**Objective**
Copy the data precisely, keeping every character.

**Stored rows**
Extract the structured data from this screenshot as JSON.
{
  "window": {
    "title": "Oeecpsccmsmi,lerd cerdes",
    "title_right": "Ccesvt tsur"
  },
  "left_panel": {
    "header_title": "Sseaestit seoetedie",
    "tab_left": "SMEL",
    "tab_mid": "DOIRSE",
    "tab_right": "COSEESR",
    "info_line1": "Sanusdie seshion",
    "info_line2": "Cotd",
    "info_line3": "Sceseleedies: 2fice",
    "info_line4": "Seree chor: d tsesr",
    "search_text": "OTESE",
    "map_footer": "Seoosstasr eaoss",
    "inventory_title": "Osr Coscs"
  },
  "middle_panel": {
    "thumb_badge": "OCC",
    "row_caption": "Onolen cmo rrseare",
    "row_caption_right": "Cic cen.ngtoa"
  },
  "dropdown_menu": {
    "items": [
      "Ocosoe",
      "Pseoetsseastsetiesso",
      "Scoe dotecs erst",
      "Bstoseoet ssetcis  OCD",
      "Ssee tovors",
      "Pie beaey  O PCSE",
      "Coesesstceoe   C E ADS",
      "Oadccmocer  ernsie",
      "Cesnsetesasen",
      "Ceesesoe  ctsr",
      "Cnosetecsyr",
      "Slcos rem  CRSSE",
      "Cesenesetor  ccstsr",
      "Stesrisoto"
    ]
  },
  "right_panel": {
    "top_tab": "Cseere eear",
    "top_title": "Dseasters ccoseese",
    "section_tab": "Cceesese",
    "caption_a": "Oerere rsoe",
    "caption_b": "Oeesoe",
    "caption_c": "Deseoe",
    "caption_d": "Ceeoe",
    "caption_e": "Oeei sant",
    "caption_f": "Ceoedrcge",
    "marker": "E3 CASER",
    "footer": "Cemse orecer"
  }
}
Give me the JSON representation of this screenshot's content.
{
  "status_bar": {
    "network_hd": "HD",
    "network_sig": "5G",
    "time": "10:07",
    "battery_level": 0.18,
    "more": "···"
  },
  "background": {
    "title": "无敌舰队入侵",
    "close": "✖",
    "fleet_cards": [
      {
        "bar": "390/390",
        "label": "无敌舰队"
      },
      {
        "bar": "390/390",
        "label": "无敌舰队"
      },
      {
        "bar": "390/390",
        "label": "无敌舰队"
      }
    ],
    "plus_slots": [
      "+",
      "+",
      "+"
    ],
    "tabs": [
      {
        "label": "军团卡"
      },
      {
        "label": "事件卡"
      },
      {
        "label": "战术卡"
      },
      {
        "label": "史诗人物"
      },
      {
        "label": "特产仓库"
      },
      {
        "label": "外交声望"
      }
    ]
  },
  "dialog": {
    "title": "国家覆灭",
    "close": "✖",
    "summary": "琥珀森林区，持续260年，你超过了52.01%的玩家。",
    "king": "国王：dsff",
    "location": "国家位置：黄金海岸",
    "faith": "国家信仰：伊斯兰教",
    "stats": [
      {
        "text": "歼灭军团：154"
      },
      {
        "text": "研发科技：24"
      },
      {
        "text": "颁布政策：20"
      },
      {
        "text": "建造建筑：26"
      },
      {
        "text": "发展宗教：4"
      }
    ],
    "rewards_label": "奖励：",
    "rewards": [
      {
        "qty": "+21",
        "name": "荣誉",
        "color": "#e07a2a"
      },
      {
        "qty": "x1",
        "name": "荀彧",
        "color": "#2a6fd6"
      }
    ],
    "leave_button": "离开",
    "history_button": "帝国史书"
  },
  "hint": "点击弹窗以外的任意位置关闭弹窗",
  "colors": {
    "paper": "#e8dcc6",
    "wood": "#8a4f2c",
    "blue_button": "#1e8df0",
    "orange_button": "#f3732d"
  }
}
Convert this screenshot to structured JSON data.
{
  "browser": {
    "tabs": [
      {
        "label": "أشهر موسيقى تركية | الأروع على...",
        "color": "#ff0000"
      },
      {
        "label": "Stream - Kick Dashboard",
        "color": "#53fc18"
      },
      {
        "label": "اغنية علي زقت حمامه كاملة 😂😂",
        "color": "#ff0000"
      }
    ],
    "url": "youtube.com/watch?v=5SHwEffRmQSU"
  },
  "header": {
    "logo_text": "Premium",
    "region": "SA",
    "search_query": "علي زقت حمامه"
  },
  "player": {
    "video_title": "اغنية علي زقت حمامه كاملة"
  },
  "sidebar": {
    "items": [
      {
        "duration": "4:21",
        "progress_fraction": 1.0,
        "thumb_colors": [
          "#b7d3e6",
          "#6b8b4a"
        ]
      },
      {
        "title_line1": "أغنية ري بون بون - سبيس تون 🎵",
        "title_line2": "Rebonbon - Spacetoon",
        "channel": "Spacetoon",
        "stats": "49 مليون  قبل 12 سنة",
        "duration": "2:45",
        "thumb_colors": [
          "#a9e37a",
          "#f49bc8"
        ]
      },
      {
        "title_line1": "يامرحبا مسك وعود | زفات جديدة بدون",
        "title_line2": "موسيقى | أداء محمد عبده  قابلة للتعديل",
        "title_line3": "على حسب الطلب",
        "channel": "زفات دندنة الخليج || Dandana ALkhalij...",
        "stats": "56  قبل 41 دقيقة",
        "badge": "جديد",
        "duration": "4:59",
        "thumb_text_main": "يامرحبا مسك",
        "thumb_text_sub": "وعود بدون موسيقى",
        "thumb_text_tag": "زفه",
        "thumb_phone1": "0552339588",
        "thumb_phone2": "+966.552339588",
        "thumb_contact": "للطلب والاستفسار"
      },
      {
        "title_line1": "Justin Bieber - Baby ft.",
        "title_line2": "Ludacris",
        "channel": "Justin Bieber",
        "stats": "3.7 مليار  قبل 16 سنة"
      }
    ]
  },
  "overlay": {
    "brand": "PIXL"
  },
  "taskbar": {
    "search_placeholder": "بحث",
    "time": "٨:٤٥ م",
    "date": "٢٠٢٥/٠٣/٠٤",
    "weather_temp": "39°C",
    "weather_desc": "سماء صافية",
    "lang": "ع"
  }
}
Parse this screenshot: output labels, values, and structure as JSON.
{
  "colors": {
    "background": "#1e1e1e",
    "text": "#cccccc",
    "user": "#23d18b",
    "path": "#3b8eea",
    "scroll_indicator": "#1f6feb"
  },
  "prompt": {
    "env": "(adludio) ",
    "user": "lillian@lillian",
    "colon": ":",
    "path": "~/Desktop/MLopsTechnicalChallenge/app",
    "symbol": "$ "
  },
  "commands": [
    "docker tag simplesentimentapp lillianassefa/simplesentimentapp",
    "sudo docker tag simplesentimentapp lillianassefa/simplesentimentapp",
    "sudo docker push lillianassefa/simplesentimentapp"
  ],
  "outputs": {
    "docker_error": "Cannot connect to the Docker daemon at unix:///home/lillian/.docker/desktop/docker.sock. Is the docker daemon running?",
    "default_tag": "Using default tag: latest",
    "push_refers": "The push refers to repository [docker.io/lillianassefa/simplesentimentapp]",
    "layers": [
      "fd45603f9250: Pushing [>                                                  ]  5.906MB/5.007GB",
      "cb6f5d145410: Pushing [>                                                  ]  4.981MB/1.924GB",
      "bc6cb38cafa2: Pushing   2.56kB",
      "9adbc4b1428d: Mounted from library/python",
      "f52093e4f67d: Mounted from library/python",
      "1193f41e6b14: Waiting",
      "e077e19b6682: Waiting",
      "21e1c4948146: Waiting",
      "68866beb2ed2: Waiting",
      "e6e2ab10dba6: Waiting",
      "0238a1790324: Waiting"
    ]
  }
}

**Task response**
Extract the structured data from this screenshot as JSON.
{
  "window": {
    "title": "Oeecpsccmsmi,lerd cerdes",
    "title_right": "Ccesvt tsur"
  },
  "left_panel": {
    "header_title": "Sseaestit seoetedie",
    "tab_left": "SMEL",
    "tab_mid": "DOIRSE",
    "tab_right": "COSEESR",
    "info_line1": "Sanusdie seshion",
    "info_line2": "Cotd",
    "info_line3": "Sceseleedies: 2fice",
    "info_line4": "Seree chor: d tsesr",
    "search_text": "OTESE",
    "map_footer": "Seoosstasr eaoss",
    "inventory_title": "Osr Coscs"
  },
  "middle_panel": {
    "thumb_badge": "OCC",
    "row_caption": "Onolen cmo rrseare",
    "row_caption_right": "Cic cen.ngtoa"
  },
  "dropdown_menu": {
    "items": [
      "Ocosoe",
      "Pseoetsseastsetiesso",
      "Scoe dotecs erst",
      "Bstoseoet ssetcis  OCD",
      "Ssee tovors",
      "Pie beaey  O PCSE",
      "Coesesstceoe   C E ADS",
      "Oadccmocer  ernsie",
      "Cesnsetesasen",
      "Ceesesoe  ctsr",
      "Cnosetecsyr",
      "Slcos rem  CRSSE",
      "Cesenesetor  ccstsr",
      "Stesrisoto"
    ]
  },
  "right_panel": {
    "top_tab": "Cseere eear",
    "top_title": "Dseasters ccoseese",
    "section_tab": "Cceesese",
    "caption_a": "Oerere rsoe",
    "caption_b": "Oeesoe",
    "caption_c": "Deseoe",
    "caption_d": "Ceeoe",
    "caption_e": "Oeei sant",
    "caption_f": "Ceoedrcge",
    "marker": "E3 CASER",
    "footer": "Cemse orecer"
  }
}
Give me the JSON representation of this screenshot's content.
{
  "status_bar": {
    "network_hd": "HD",
    "network_sig": "5G",
    "time": "10:07",
    "battery_level": 0.18,
    "more": "···"
  },
  "background": {
    "title": "无敌舰队入侵",
    "close": "✖",
    "fleet_cards": [
      {
        "bar": "390/390",
        "label": "无敌舰队"
      },
      {
        "bar": "390/390",
        "label": "无敌舰队"
      },
      {
        "bar": "390/390",
        "label": "无敌舰队"
      }
    ],
    "plus_slots": [
      "+",
      "+",
      "+"
    ],
    "tabs": [
      {
        "label": "军团卡"
      },
      {
        "label": "事件卡"
      },
      {
        "label": "战术卡"
      },
      {
        "label": "史诗人物"
      },
      {
        "label": "特产仓库"
      },
      {
        "label": "外交声望"
      }
    ]
  },
  "dialog": {
    "title": "国家覆灭",
    "close": "✖",
    "summary": "琥珀森林区，持续260年，你超过了52.01%的玩家。",
    "king": "国王：dsff",
    "location": "国家位置：黄金海岸",
    "faith": "国家信仰：伊斯兰教",
    "stats": [
      {
        "text": "歼灭军团：154"
      },
      {
        "text": "研发科技：24"
      },
      {
        "text": "颁布政策：20"
      },
      {
        "text": "建造建筑：26"
      },
      {
        "text": "发展宗教：4"
      }
    ],
    "rewards_label": "奖励：",
    "rewards": [
      {
        "qty": "+21",
        "name": "荣誉",
        "color": "#e07a2a"
      },
      {
        "qty": "x1",
        "name": "荀彧",
        "color": "#2a6fd6"
      }
    ],
    "leave_button": "离开",
    "history_button": "帝国史书"
  },
  "hint": "点击弹窗以外的任意位置关闭弹窗",
  "colors": {
    "paper": "#e8dcc6",
    "wood": "#8a4f2c",
    "blue_button": "#1e8df0",
    "orange_button": "#f3732d"
  }
}
Convert this screenshot to structured JSON data.
{
  "browser": {
    "tabs": [
      {
        "label": "أشهر موسيقى تركية | الأروع على...",
        "color": "#ff0000"
      },
      {
        "label": "Stream - Kick Dashboard",
        "color": "#53fc18"
      },
      {
        "label": "اغنية علي زقت حمامه كاملة 😂😂",
        "color": "#ff0000"
      }
    ],
    "url": "youtube.com/watch?v=5SHwEffRmQSU"
  },
  "header": {
    "logo_text": "Premium",
    "region": "SA",
    "search_query": "علي زقت حمامه"
  },
  "player": {
    "video_title": "اغنية علي زقت حمامه كاملة"
  },
  "sidebar": {
    "items": [
      {
        "duration": "4:21",
        "progress_fraction": 1.0,
        "thumb_colors": [
          "#b7d3e6",
          "#6b8b4a"
        ]
      },
      {
        "title_line1": "أغنية ري بون بون - سبيس تون 🎵",
        "title_line2": "Rebonbon - Spacetoon",
        "channel": "Spacetoon",
        "stats": "49 مليون  قبل 12 سنة",
        "duration": "2:45",
        "thumb_colors": [
          "#a9e37a",
          "#f49bc8"
        ]
      },
      {
        "title_line1": "يامرحبا مسك وعود | زفات جديدة بدون",
        "title_line2": "موسيقى | أداء محمد عبده  قابلة للتعديل",
        "title_line3": "على حسب الطلب",
        "channel": "زفات دندنة الخليج || Dandana ALkhalij...",
        "stats": "56  قبل 41 دقيقة",
        "badge": "جديد",
        "duration": "4:59",
        "thumb_text_main": "يامرحبا مسك",
        "thumb_text_sub": "وعود بدون موسيقى",
        "thumb_text_tag": "زفه",
        "thumb_phone1": "0552339588",
        "thumb_phone2": "+966.552339588",
        "thumb_contact": "للطلب والاستفسار"
      },
      {
        "title_line1": "Justin Bieber - Baby ft.",
        "title_line2": "Ludacris",
        "channel": "Justin Bieber",
        "stats": "3.7 مليار  قبل 16 سنة"
      }
    ]
  },
  "overlay": {
    "brand": "PIXL"
  },
  "taskbar": {
    "search_placeholder": "بحث",
    "time": "٨:٤٥ م",
    "date": "٢٠٢٥/٠٣/٠٤",
    "weather_temp": "39°C",
    "weather_desc": "سماء صافية",
    "lang": "ع"
  }
}
Parse this screenshot: output labels, values, and structure as JSON.
{
  "colors": {
    "background": "#1e1e1e",
    "text": "#cccccc",
    "user": "#23d18b",
    "path": "#3b8eea",
    "scroll_indicator": "#1f6feb"
  },
  "prompt": {
    "env": "(adludio) ",
    "user": "lillian@lillian",
    "colon": ":",
    "path": "~/Desktop/MLopsTechnicalChallenge/app",
    "symbol": "$ "
  },
  "commands": [
    "docker tag simplesentimentapp lillianassefa/simplesentimentapp",
    "sudo docker tag simplesentimentapp lillianassefa/simplesentimentapp",
    "sudo docker push lillianassefa/simplesentimentapp"
  ],
  "outputs": {
    "docker_error": "Cannot connect to the Docker daemon at unix:///home/lillian/.docker/desktop/docker.sock. Is the docker daemon running?",
    "default_tag": "Using default tag: latest",
    "push_refers": "The push refers to repository [docker.io/lillianassefa/simplesentimentapp]",
    "layers": [
      "fd45603f9250: Pushing [>                                                  ]  5.906MB/5.007GB",
      "cb6f5d145410: Pushing [>                                                  ]  4.981MB/1.924GB",
      "bc6cb38cafa2: Pushing   2.56kB",
      "9adbc4b1428d: Mounted from library/python",
      "f52093e4f67d: Mounted from library/python",
      "1193f41e6b14: Waiting",
      "e077e19b6682: Waiting",
      "21e1c4948146: Waiting",
      "68866beb2ed2: Waiting",
      "e6e2ab10dba6: Waiting",
      "0238a1790324: Waiting"
    ]
  }
}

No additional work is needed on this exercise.